▸ **THE TASK**: Images embedded in the records are excluded; print everything else exactly as given.

+ + + + + + +

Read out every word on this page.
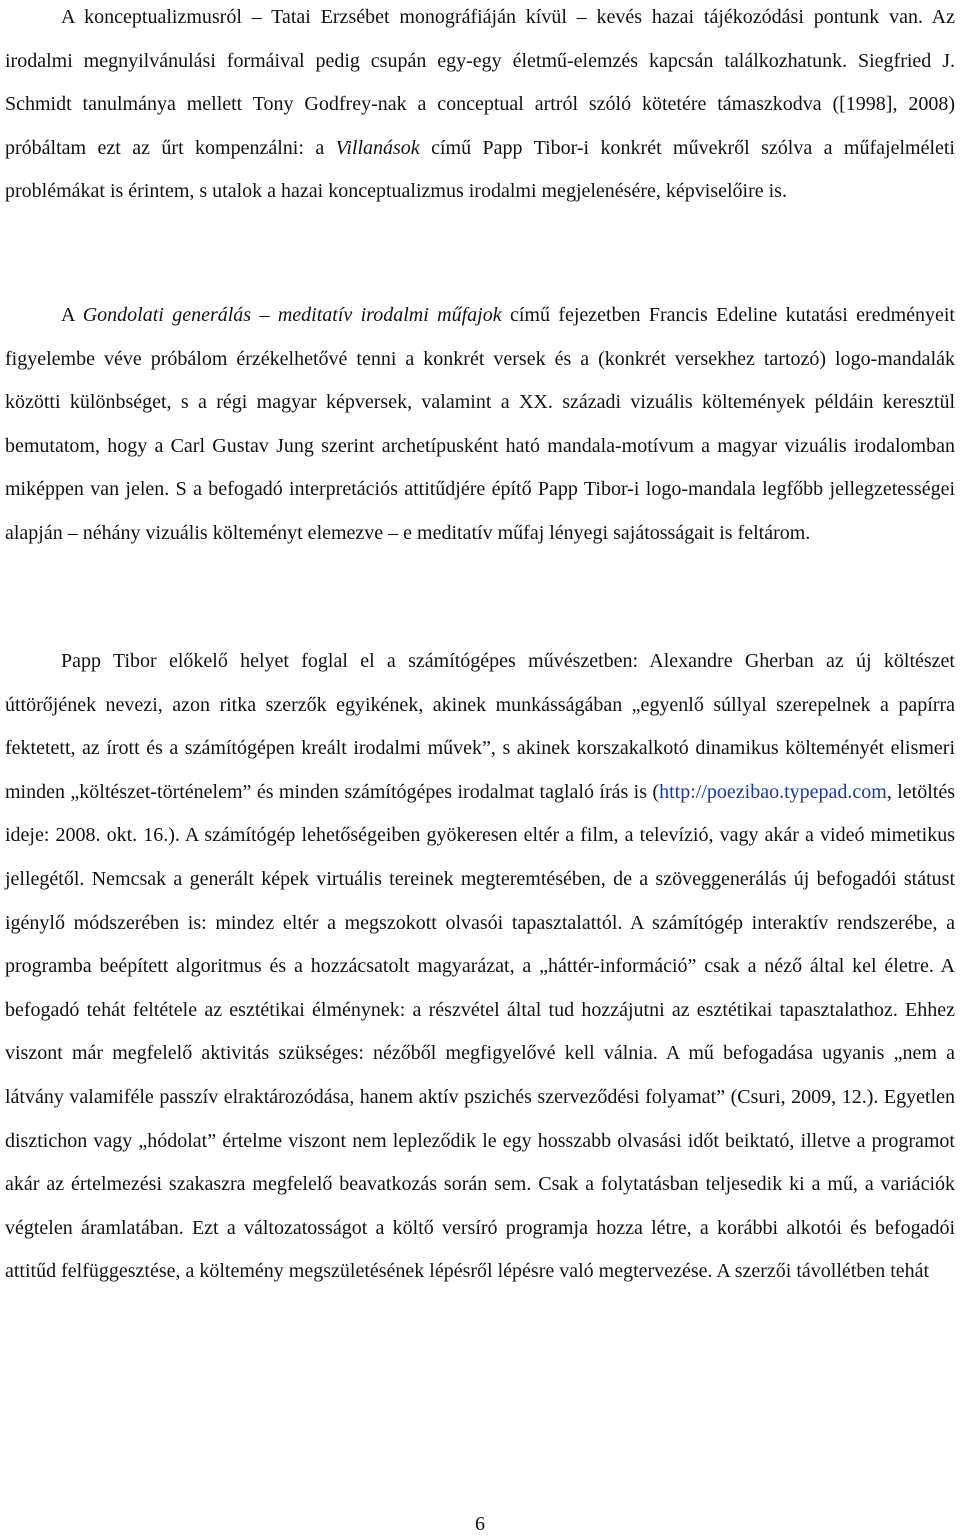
A konceptualizmusról – Tatai Erzsébet monográfiáján kívül – kevés hazai tájékozódási pontunk van. Az irodalmi megnyilvánulási formáival pedig csupán egy-egy életmű-elemzés kapcsán találkozhatunk. Siegfried J. Schmidt tanulmánya mellett Tony Godfrey-nak a conceptual artról szóló kötetére támaszkodva ([1998], 2008) próbáltam ezt az űrt kompenzálni: a Villanások című Papp Tibor-i konkrét művekről szólva a műfajelméleti problémákat is érintem, s utalok a hazai konceptualizmus irodalmi megjelenésére, képviselőire is.

A Gondolati generálás – meditatív irodalmi műfajok című fejezetben Francis Edeline kutatási eredményeit figyelembe véve próbálom érzékelhetővé tenni a konkrét versek és a (konkrét versekhez tartozó) logo-mandalák közötti különbséget, s a régi magyar képversek, valamint a XX. századi vizuális költemények példáin keresztül bemutatom, hogy a Carl Gustav Jung szerint archetípusként ható mandala-motívum a magyar vizuális irodalomban miképpen van jelen. S a befogadó interpretációs attitűdjére építő Papp Tibor-i logo-mandala legfőbb jellegzetességei alapján – néhány vizuális költeményt elemezve – e meditatív műfaj lényegi sajátosságait is feltárom.

Papp Tibor előkelő helyet foglal el a számítógépes művészetben: Alexandre Gherban az új költészet úttörőjének nevezi, azon ritka szerzők egyikének, akinek munkásságában „egyenlő súllyal szerepelnek a papírra fektetett, az írott és a számítógépen kreált irodalmi művek”, s akinek korszakalkotó dinamikus költeményét elismeri minden „költészet-történelem” és minden számítógépes irodalmat taglaló írás is (http://poezibao.typepad.com, letöltés ideje: 2008. okt. 16.). A számítógép lehetőségeiben gyökeresen eltér a film, a televízió, vagy akár a videó mimetikus jellegétől. Nemcsak a generált képek virtuális tereinek megteremtésében, de a szöveggenerálás új befogadói státust igénylő módszerében is: mindez eltér a megszokott olvasói tapasztalattól. A számítógép interaktív rendszerébe, a programba beépített algoritmus és a hozzácsatolt magyarázat, a „háttér-információ” csak a néző által kel életre. A befogadó tehát feltétele az esztétikai élménynek: a részvétel által tud hozzájutni az esztétikai tapasztalathoz. Ehhez viszont már megfelelő aktivitás szükséges: nézőből megfigyelővé kell válnia. A mű befogadása ugyanis „nem a látvány valamiféle passzív elraktározódása, hanem aktív pszichés szerveződési folyamat” (Csuri, 2009, 12.). Egyetlen disztichon vagy „hódolat” értelme viszont nem lepleződik le egy hosszabb olvasási időt beiktató, illetve a programot akár az értelmezési szakaszra megfelelő beavatkozás során sem. Csak a folytatásban teljesedik ki a mű, a variációk végtelen áramlatában. Ezt a változatosságot a költő versíró programja hozza létre, a korábbi alkotói és befogadói attitűd felfüggesztése, a költemény megszületésének lépésről lépésre való megtervezése. A szerzői távollétben tehát

6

+ + + + + + +

▸ **CORRECT ANSWER**:
Read out every word on this page.
A konceptualizmusról – Tatai Erzsébet monográfiáján kívül – kevés hazai tájékozódási pontunk van. Az irodalmi megnyilvánulási formáival pedig csupán egy-egy életmű-elemzés kapcsán találkozhatunk. Siegfried J. Schmidt tanulmánya mellett Tony Godfrey-nak a conceptual artról szóló kötetére támaszkodva ([1998], 2008) próbáltam ezt az űrt kompenzálni: a Villanások című Papp Tibor-i konkrét művekről szólva a műfajelméleti problémákat is érintem, s utalok a hazai konceptualizmus irodalmi megjelenésére, képviselőire is.

A Gondolati generálás – meditatív irodalmi műfajok című fejezetben Francis Edeline kutatási eredményeit figyelembe véve próbálom érzékelhetővé tenni a konkrét versek és a (konkrét versekhez tartozó) logo-mandalák közötti különbséget, s a régi magyar képversek, valamint a XX. századi vizuális költemények példáin keresztül bemutatom, hogy a Carl Gustav Jung szerint archetípusként ható mandala-motívum a magyar vizuális irodalomban miképpen van jelen. S a befogadó interpretációs attitűdjére építő Papp Tibor-i logo-mandala legfőbb jellegzetességei alapján – néhány vizuális költeményt elemezve – e meditatív műfaj lényegi sajátosságait is feltárom.

Papp Tibor előkelő helyet foglal el a számítógépes művészetben: Alexandre Gherban az új költészet úttörőjének nevezi, azon ritka szerzők egyikének, akinek munkásságában „egyenlő súllyal szerepelnek a papírra fektetett, az írott és a számítógépen kreált irodalmi művek”, s akinek korszakalkotó dinamikus költeményét elismeri minden „költészet-történelem” és minden számítógépes irodalmat taglaló írás is (http://poezibao.typepad.com, letöltés ideje: 2008. okt. 16.). A számítógép lehetőségeiben gyökeresen eltér a film, a televízió, vagy akár a videó mimetikus jellegétől. Nemcsak a generált képek virtuális tereinek megteremtésében, de a szöveggenerálás új befogadói státust igénylő módszerében is: mindez eltér a megszokott olvasói tapasztalattól. A számítógép interaktív rendszerébe, a programba beépített algoritmus és a hozzácsatolt magyarázat, a „háttér-információ” csak a néző által kel életre. A befogadó tehát feltétele az esztétikai élménynek: a részvétel által tud hozzájutni az esztétikai tapasztalathoz. Ehhez viszont már megfelelő aktivitás szükséges: nézőből megfigyelővé kell válnia. A mű befogadása ugyanis „nem a látvány valamiféle passzív elraktározódása, hanem aktív pszichés szerveződési folyamat” (Csuri, 2009, 12.). Egyetlen disztichon vagy „hódolat” értelme viszont nem lepleződik le egy hosszabb olvasási időt beiktató, illetve a programot akár az értelmezési szakaszra megfelelő beavatkozás során sem. Csak a folytatásban teljesedik ki a mű, a variációk végtelen áramlatában. Ezt a változatosságot a költő versíró programja hozza létre, a korábbi alkotói és befogadói attitűd felfüggesztése, a költemény megszületésének lépésről lépésre való megtervezése. A szerzői távollétben tehát

6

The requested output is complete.